• **GIVEN DATA**
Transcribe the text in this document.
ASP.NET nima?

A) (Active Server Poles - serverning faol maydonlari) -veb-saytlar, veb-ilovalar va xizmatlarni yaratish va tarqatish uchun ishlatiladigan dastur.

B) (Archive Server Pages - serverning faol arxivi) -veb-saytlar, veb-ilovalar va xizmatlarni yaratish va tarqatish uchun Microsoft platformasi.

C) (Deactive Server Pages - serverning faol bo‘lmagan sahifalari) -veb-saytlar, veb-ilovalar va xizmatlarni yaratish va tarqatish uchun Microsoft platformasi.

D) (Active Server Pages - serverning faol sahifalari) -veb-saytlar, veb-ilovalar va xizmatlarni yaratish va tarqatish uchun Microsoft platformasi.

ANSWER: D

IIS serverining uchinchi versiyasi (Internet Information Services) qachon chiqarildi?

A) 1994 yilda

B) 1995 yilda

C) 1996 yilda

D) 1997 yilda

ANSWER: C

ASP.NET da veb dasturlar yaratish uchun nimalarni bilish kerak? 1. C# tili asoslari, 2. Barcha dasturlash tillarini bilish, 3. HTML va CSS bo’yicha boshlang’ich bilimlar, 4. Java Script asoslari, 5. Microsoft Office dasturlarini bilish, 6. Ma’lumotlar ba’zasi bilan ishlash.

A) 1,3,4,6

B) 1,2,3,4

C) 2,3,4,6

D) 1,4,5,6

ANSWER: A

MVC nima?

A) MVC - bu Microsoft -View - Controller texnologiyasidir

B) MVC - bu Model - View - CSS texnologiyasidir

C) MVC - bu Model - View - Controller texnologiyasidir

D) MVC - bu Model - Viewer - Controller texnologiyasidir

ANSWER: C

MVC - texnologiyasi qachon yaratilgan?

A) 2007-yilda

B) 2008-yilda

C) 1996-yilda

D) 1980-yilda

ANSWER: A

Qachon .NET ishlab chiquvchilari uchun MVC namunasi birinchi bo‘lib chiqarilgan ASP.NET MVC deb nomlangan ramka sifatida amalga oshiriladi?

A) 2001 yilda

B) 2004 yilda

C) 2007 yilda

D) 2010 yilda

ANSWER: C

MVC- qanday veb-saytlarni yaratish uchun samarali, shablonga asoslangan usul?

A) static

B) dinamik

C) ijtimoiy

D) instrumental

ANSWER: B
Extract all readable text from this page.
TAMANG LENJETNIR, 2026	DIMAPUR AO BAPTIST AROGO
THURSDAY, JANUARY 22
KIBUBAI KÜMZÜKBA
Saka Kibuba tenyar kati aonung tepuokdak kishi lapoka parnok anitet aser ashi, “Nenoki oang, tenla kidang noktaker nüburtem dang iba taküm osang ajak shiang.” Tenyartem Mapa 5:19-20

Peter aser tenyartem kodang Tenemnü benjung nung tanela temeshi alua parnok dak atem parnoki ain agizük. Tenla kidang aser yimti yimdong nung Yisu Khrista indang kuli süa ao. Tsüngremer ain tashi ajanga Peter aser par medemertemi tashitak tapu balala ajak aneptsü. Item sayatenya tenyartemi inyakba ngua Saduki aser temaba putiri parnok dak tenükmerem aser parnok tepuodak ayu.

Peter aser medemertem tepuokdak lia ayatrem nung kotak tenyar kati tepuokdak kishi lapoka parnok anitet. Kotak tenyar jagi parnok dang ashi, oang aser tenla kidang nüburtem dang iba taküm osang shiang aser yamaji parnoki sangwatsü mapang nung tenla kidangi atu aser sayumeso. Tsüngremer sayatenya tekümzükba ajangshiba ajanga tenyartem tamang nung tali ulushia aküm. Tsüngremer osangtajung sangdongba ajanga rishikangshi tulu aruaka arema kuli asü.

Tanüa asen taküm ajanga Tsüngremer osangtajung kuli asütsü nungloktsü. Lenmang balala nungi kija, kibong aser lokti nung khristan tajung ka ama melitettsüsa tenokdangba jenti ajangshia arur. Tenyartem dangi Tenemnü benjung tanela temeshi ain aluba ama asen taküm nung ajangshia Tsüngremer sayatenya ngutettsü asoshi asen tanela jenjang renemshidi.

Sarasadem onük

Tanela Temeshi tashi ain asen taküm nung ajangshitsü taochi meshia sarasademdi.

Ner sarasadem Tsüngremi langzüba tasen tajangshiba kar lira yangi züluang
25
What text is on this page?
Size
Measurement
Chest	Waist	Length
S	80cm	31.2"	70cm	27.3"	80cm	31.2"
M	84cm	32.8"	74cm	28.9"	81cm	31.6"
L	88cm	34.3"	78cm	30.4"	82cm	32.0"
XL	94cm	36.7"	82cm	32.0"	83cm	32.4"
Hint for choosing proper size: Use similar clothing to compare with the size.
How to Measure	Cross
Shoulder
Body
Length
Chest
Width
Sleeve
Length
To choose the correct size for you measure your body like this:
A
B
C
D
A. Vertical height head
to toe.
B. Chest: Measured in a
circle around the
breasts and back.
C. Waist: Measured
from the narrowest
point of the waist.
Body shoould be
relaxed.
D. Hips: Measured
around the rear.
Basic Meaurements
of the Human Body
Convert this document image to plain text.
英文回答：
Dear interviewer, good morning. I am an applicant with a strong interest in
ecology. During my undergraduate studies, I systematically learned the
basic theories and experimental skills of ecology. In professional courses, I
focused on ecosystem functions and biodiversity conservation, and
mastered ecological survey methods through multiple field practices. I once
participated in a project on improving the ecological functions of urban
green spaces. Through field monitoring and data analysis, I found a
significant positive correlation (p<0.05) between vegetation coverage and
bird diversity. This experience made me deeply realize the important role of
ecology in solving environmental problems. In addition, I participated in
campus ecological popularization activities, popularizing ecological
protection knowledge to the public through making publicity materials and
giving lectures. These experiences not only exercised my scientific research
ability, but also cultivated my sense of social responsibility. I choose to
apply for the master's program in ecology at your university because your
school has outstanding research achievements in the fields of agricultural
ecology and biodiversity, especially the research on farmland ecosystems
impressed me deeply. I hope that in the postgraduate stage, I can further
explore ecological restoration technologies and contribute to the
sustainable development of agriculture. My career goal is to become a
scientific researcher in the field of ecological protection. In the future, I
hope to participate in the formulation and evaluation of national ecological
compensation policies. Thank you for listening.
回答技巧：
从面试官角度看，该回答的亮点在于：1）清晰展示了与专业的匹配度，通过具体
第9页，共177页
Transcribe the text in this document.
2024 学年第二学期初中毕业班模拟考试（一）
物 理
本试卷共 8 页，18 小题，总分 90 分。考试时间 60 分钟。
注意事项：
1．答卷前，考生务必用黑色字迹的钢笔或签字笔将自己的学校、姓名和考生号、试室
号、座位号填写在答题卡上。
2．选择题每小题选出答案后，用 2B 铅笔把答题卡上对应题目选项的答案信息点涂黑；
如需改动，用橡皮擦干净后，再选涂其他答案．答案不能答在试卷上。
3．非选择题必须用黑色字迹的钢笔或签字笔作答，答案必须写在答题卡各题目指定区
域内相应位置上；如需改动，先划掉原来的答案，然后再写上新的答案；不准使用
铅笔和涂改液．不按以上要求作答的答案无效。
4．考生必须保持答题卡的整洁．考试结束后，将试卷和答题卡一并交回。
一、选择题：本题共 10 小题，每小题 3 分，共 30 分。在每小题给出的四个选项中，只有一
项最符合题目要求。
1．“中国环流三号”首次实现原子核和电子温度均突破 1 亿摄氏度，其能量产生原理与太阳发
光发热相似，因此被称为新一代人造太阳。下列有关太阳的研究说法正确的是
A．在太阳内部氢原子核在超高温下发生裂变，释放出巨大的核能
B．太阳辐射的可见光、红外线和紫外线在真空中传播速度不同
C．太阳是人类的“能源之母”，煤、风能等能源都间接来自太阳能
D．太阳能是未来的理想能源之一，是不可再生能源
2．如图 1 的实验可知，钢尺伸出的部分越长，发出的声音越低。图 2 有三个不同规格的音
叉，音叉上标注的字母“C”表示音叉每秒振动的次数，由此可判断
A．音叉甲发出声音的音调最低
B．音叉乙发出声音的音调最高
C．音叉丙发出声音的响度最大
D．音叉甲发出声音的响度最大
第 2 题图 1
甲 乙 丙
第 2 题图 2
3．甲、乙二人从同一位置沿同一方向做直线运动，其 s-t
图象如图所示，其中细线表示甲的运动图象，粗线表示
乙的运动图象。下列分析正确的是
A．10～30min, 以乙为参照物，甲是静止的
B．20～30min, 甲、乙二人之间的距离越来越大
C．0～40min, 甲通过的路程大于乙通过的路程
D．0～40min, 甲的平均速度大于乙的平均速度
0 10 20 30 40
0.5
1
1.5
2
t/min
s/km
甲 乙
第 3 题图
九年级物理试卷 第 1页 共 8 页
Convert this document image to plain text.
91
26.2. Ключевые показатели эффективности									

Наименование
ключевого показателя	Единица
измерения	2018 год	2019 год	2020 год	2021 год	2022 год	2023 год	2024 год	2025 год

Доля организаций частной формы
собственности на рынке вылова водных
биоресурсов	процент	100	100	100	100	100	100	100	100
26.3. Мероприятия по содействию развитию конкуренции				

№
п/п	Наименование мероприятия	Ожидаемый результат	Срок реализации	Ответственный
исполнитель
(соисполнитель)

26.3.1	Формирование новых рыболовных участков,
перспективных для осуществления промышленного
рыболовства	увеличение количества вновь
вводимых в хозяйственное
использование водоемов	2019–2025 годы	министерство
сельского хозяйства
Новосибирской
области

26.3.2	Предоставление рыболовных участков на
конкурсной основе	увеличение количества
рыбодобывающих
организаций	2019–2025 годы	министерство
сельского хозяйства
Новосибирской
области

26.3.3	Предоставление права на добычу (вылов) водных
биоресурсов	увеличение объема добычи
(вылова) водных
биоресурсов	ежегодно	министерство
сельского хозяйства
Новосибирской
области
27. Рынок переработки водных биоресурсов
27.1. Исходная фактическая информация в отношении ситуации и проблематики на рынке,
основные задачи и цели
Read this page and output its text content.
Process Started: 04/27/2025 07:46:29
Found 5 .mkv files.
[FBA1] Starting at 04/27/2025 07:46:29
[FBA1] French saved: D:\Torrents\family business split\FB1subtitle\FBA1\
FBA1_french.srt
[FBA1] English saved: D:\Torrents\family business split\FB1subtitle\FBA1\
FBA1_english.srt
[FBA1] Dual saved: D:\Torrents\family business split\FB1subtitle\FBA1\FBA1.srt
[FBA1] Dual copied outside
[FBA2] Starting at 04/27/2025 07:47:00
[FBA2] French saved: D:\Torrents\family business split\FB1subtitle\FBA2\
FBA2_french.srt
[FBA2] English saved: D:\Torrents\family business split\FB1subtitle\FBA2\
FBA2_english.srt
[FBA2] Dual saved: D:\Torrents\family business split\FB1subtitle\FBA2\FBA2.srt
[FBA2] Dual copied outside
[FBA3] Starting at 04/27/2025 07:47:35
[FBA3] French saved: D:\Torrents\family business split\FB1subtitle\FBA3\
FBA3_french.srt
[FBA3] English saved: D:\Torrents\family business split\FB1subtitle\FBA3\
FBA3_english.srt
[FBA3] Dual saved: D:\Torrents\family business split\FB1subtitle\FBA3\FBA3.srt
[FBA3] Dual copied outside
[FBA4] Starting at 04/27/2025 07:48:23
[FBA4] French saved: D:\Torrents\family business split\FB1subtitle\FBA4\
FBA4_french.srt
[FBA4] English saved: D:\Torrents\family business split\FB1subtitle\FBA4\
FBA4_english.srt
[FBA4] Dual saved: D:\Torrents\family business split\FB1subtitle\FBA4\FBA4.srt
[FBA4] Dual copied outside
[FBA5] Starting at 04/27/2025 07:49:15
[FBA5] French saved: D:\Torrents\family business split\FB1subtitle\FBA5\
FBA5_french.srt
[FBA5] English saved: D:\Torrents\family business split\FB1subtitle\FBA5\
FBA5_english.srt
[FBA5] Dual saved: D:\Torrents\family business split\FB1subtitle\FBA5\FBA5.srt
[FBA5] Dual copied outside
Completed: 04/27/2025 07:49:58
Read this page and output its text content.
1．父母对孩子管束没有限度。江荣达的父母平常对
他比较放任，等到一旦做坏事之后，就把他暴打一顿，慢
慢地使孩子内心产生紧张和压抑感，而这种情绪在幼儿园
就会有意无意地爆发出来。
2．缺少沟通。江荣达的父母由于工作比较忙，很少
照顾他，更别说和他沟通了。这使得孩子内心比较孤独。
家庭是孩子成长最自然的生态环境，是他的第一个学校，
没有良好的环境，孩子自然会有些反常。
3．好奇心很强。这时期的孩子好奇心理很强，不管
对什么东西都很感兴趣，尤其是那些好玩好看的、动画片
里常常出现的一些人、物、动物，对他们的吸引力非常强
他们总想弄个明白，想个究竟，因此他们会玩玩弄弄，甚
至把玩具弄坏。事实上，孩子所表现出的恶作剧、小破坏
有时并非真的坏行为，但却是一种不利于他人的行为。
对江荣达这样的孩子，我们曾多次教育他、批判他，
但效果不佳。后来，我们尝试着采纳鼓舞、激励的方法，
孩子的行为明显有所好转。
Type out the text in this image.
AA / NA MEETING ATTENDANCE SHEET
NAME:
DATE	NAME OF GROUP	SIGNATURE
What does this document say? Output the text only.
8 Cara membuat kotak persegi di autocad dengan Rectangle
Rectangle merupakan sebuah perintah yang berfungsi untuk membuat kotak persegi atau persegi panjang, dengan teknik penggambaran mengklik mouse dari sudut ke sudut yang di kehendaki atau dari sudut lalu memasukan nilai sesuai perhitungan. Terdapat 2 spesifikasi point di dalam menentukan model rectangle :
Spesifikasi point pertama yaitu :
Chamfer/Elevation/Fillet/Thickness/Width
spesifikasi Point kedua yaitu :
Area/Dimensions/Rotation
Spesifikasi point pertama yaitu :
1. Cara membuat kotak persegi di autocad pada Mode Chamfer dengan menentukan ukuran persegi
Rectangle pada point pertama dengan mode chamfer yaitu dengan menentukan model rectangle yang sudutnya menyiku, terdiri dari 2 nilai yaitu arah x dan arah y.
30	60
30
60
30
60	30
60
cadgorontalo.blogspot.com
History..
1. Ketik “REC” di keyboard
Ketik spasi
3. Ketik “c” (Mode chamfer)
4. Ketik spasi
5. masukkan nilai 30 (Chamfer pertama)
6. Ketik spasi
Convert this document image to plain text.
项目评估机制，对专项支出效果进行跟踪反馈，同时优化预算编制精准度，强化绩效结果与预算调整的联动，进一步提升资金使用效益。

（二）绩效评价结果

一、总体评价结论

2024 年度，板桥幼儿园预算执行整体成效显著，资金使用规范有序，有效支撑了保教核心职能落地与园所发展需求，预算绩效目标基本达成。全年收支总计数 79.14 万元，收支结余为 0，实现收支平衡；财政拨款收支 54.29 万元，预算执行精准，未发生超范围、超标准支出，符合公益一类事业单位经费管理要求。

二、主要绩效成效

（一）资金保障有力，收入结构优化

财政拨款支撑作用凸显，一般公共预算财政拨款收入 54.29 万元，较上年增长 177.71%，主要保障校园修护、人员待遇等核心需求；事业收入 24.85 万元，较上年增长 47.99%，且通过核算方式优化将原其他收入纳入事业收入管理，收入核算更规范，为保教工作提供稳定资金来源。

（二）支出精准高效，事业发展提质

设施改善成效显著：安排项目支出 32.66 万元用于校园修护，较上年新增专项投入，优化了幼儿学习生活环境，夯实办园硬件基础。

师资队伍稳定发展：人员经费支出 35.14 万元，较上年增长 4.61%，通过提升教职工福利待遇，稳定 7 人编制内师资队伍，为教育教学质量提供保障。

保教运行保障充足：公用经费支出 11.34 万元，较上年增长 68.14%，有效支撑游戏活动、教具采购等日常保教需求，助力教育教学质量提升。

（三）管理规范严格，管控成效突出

• **WHAT THE EXERCISE ASKS**
Gather all lines from the listing above in which "увеличение" occurs.

• **RESPONSE TO THE EXERCISE**
рыболовства	увеличение количества вновь
конкурсной основе	увеличение количества
биоресурсов	увеличение объема добычи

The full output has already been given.